A run of records
· · · · · · ·

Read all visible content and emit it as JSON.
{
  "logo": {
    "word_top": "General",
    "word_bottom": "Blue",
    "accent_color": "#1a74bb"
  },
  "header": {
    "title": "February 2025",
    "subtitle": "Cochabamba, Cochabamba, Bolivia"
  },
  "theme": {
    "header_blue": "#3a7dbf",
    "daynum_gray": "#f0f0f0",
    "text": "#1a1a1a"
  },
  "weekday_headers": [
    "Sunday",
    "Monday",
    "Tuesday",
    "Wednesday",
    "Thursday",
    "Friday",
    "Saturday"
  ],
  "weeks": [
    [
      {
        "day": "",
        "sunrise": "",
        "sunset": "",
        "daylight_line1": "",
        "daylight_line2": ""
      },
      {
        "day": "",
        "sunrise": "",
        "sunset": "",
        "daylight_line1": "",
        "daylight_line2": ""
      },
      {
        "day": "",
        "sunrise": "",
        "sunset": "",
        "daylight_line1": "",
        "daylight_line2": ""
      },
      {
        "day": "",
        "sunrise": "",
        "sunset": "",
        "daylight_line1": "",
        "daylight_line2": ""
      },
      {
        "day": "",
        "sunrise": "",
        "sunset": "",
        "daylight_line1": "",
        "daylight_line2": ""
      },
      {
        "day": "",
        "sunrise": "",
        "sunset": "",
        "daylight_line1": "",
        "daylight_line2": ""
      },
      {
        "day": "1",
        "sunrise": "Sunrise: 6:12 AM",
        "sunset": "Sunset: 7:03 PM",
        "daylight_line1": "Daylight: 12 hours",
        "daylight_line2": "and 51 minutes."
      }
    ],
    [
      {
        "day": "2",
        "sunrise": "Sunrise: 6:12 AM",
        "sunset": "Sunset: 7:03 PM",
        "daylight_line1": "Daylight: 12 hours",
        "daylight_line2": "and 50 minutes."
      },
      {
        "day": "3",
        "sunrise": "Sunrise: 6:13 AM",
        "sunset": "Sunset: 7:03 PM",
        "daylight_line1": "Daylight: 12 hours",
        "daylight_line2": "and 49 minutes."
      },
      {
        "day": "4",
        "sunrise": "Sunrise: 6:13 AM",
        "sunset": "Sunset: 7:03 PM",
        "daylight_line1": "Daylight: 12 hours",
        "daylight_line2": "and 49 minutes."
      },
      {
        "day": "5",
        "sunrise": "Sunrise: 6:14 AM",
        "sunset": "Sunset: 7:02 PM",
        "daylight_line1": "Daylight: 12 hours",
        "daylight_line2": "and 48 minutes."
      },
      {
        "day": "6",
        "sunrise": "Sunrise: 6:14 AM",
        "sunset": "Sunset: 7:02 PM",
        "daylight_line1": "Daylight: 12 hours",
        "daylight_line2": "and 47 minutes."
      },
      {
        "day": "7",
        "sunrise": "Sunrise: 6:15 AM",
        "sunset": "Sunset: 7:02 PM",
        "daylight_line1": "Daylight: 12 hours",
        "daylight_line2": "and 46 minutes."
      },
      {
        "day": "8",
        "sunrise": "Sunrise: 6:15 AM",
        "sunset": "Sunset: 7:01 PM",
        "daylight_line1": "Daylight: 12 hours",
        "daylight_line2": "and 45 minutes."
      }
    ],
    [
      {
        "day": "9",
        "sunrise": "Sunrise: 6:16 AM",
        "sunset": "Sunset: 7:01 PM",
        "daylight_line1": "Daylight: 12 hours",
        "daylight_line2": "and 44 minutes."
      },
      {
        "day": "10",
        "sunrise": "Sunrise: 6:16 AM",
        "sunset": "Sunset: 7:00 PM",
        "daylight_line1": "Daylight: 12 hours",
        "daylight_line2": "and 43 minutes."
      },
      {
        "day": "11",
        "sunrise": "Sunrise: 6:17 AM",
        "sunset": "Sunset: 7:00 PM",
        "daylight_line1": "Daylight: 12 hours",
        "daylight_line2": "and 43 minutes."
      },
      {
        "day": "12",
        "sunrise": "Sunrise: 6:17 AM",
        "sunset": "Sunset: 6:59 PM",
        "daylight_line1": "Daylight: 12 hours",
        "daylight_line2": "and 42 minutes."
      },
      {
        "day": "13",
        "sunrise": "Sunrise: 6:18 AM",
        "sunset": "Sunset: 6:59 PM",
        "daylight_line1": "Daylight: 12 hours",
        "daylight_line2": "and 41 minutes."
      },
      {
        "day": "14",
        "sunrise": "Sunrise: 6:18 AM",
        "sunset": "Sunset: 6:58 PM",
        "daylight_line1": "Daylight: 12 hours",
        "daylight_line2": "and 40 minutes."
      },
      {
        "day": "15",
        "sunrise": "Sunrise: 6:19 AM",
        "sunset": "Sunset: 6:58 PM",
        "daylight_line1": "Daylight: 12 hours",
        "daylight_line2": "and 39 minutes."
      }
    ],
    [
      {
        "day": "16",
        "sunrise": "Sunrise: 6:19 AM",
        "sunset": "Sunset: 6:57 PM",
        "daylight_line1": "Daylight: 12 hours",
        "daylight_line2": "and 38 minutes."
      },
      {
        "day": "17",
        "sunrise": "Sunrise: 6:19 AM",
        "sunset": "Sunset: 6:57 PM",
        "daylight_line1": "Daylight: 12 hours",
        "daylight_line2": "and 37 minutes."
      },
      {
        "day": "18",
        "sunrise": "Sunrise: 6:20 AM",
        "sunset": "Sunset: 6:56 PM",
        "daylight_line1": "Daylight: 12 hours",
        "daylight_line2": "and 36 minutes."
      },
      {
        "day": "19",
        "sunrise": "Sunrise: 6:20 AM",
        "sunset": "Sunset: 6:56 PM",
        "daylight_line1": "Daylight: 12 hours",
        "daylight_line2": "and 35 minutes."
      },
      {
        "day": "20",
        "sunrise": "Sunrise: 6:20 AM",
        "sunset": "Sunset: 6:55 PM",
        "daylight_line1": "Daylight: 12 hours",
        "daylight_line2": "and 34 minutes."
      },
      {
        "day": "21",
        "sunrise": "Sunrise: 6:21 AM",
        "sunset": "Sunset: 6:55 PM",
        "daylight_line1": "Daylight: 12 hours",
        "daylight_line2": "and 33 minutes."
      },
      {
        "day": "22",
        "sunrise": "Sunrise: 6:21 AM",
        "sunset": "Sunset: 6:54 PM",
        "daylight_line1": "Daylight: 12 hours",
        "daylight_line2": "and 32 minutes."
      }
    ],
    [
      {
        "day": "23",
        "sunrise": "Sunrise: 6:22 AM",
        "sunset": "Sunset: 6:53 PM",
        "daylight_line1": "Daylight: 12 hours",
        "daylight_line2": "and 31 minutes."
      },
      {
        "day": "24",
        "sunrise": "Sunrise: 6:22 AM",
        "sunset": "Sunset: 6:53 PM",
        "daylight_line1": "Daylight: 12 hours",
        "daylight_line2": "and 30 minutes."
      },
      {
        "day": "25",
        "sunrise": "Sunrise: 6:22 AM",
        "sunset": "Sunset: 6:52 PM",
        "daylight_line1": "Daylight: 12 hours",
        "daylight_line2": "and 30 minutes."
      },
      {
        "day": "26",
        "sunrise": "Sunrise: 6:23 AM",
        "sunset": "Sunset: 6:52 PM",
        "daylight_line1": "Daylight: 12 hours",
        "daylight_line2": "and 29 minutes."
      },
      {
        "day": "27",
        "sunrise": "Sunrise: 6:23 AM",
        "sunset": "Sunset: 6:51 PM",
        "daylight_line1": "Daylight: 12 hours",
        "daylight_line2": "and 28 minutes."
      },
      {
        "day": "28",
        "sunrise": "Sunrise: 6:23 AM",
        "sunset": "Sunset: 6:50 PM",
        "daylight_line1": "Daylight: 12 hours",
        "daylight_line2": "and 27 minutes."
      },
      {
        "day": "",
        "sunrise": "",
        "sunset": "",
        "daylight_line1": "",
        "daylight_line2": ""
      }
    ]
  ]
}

· · · · · · ·

## Job
Type out the whole listing above again, exactly as it stands.

## Response for this exercise
Read all visible content and emit it as JSON.
{
  "logo": {
    "word_top": "General",
    "word_bottom": "Blue",
    "accent_color": "#1a74bb"
  },
  "header": {
    "title": "February 2025",
    "subtitle": "Cochabamba, Cochabamba, Bolivia"
  },
  "theme": {
    "header_blue": "#3a7dbf",
    "daynum_gray": "#f0f0f0",
    "text": "#1a1a1a"
  },
  "weekday_headers": [
    "Sunday",
    "Monday",
    "Tuesday",
    "Wednesday",
    "Thursday",
    "Friday",
    "Saturday"
  ],
  "weeks": [
    [
      {
        "day": "",
        "sunrise": "",
        "sunset": "",
        "daylight_line1": "",
        "daylight_line2": ""
      },
      {
        "day": "",
        "sunrise": "",
        "sunset": "",
        "daylight_line1": "",
        "daylight_line2": ""
      },
      {
        "day": "",
        "sunrise": "",
        "sunset": "",
        "daylight_line1": "",
        "daylight_line2": ""
      },
      {
        "day": "",
        "sunrise": "",
        "sunset": "",
        "daylight_line1": "",
        "daylight_line2": ""
      },
      {
        "day": "",
        "sunrise": "",
        "sunset": "",
        "daylight_line1": "",
        "daylight_line2": ""
      },
      {
        "day": "",
        "sunrise": "",
        "sunset": "",
        "daylight_line1": "",
        "daylight_line2": ""
      },
      {
        "day": "1",
        "sunrise": "Sunrise: 6:12 AM",
        "sunset": "Sunset: 7:03 PM",
        "daylight_line1": "Daylight: 12 hours",
        "daylight_line2": "and 51 minutes."
      }
    ],
    [
      {
        "day": "2",
        "sunrise": "Sunrise: 6:12 AM",
        "sunset": "Sunset: 7:03 PM",
        "daylight_line1": "Daylight: 12 hours",
        "daylight_line2": "and 50 minutes."
      },
      {
        "day": "3",
        "sunrise": "Sunrise: 6:13 AM",
        "sunset": "Sunset: 7:03 PM",
        "daylight_line1": "Daylight: 12 hours",
        "daylight_line2": "and 49 minutes."
      },
      {
        "day": "4",
        "sunrise": "Sunrise: 6:13 AM",
        "sunset": "Sunset: 7:03 PM",
        "daylight_line1": "Daylight: 12 hours",
        "daylight_line2": "and 49 minutes."
      },
      {
        "day": "5",
        "sunrise": "Sunrise: 6:14 AM",
        "sunset": "Sunset: 7:02 PM",
        "daylight_line1": "Daylight: 12 hours",
        "daylight_line2": "and 48 minutes."
      },
      {
        "day": "6",
        "sunrise": "Sunrise: 6:14 AM",
        "sunset": "Sunset: 7:02 PM",
        "daylight_line1": "Daylight: 12 hours",
        "daylight_line2": "and 47 minutes."
      },
      {
        "day": "7",
        "sunrise": "Sunrise: 6:15 AM",
        "sunset": "Sunset: 7:02 PM",
        "daylight_line1": "Daylight: 12 hours",
        "daylight_line2": "and 46 minutes."
      },
      {
        "day": "8",
        "sunrise": "Sunrise: 6:15 AM",
        "sunset": "Sunset: 7:01 PM",
        "daylight_line1": "Daylight: 12 hours",
        "daylight_line2": "and 45 minutes."
      }
    ],
    [
      {
        "day": "9",
        "sunrise": "Sunrise: 6:16 AM",
        "sunset": "Sunset: 7:01 PM",
        "daylight_line1": "Daylight: 12 hours",
        "daylight_line2": "and 44 minutes."
      },
      {
        "day": "10",
        "sunrise": "Sunrise: 6:16 AM",
        "sunset": "Sunset: 7:00 PM",
        "daylight_line1": "Daylight: 12 hours",
        "daylight_line2": "and 43 minutes."
      },
      {
        "day": "11",
        "sunrise": "Sunrise: 6:17 AM",
        "sunset": "Sunset: 7:00 PM",
        "daylight_line1": "Daylight: 12 hours",
        "daylight_line2": "and 43 minutes."
      },
      {
        "day": "12",
        "sunrise": "Sunrise: 6:17 AM",
        "sunset": "Sunset: 6:59 PM",
        "daylight_line1": "Daylight: 12 hours",
        "daylight_line2": "and 42 minutes."
      },
      {
        "day": "13",
        "sunrise": "Sunrise: 6:18 AM",
        "sunset": "Sunset: 6:59 PM",
        "daylight_line1": "Daylight: 12 hours",
        "daylight_line2": "and 41 minutes."
      },
      {
        "day": "14",
        "sunrise": "Sunrise: 6:18 AM",
        "sunset": "Sunset: 6:58 PM",
        "daylight_line1": "Daylight: 12 hours",
        "daylight_line2": "and 40 minutes."
      },
      {
        "day": "15",
        "sunrise": "Sunrise: 6:19 AM",
        "sunset": "Sunset: 6:58 PM",
        "daylight_line1": "Daylight: 12 hours",
        "daylight_line2": "and 39 minutes."
      }
    ],
    [
      {
        "day": "16",
        "sunrise": "Sunrise: 6:19 AM",
        "sunset": "Sunset: 6:57 PM",
        "daylight_line1": "Daylight: 12 hours",
        "daylight_line2": "and 38 minutes."
      },
      {
        "day": "17",
        "sunrise": "Sunrise: 6:19 AM",
        "sunset": "Sunset: 6:57 PM",
        "daylight_line1": "Daylight: 12 hours",
        "daylight_line2": "and 37 minutes."
      },
      {
        "day": "18",
        "sunrise": "Sunrise: 6:20 AM",
        "sunset": "Sunset: 6:56 PM",
        "daylight_line1": "Daylight: 12 hours",
        "daylight_line2": "and 36 minutes."
      },
      {
        "day": "19",
        "sunrise": "Sunrise: 6:20 AM",
        "sunset": "Sunset: 6:56 PM",
        "daylight_line1": "Daylight: 12 hours",
        "daylight_line2": "and 35 minutes."
      },
      {
        "day": "20",
        "sunrise": "Sunrise: 6:20 AM",
        "sunset": "Sunset: 6:55 PM",
        "daylight_line1": "Daylight: 12 hours",
        "daylight_line2": "and 34 minutes."
      },
      {
        "day": "21",
        "sunrise": "Sunrise: 6:21 AM",
        "sunset": "Sunset: 6:55 PM",
        "daylight_line1": "Daylight: 12 hours",
        "daylight_line2": "and 33 minutes."
      },
      {
        "day": "22",
        "sunrise": "Sunrise: 6:21 AM",
        "sunset": "Sunset: 6:54 PM",
        "daylight_line1": "Daylight: 12 hours",
        "daylight_line2": "and 32 minutes."
      }
    ],
    [
      {
        "day": "23",
        "sunrise": "Sunrise: 6:22 AM",
        "sunset": "Sunset: 6:53 PM",
        "daylight_line1": "Daylight: 12 hours",
        "daylight_line2": "and 31 minutes."
      },
      {
        "day": "24",
        "sunrise": "Sunrise: 6:22 AM",
        "sunset": "Sunset: 6:53 PM",
        "daylight_line1": "Daylight: 12 hours",
        "daylight_line2": "and 30 minutes."
      },
      {
        "day": "25",
        "sunrise": "Sunrise: 6:22 AM",
        "sunset": "Sunset: 6:52 PM",
        "daylight_line1": "Daylight: 12 hours",
        "daylight_line2": "and 30 minutes."
      },
      {
        "day": "26",
        "sunrise": "Sunrise: 6:23 AM",
        "sunset": "Sunset: 6:52 PM",
        "daylight_line1": "Daylight: 12 hours",
        "daylight_line2": "and 29 minutes."
      },
      {
        "day": "27",
        "sunrise": "Sunrise: 6:23 AM",
        "sunset": "Sunset: 6:51 PM",
        "daylight_line1": "Daylight: 12 hours",
        "daylight_line2": "and 28 minutes."
      },
      {
        "day": "28",
        "sunrise": "Sunrise: 6:23 AM",
        "sunset": "Sunset: 6:50 PM",
        "daylight_line1": "Daylight: 12 hours",
        "daylight_line2": "and 27 minutes."
      },
      {
        "day": "",
        "sunrise": "",
        "sunset": "",
        "daylight_line1": "",
        "daylight_line2": ""
      }
    ]
  ]
}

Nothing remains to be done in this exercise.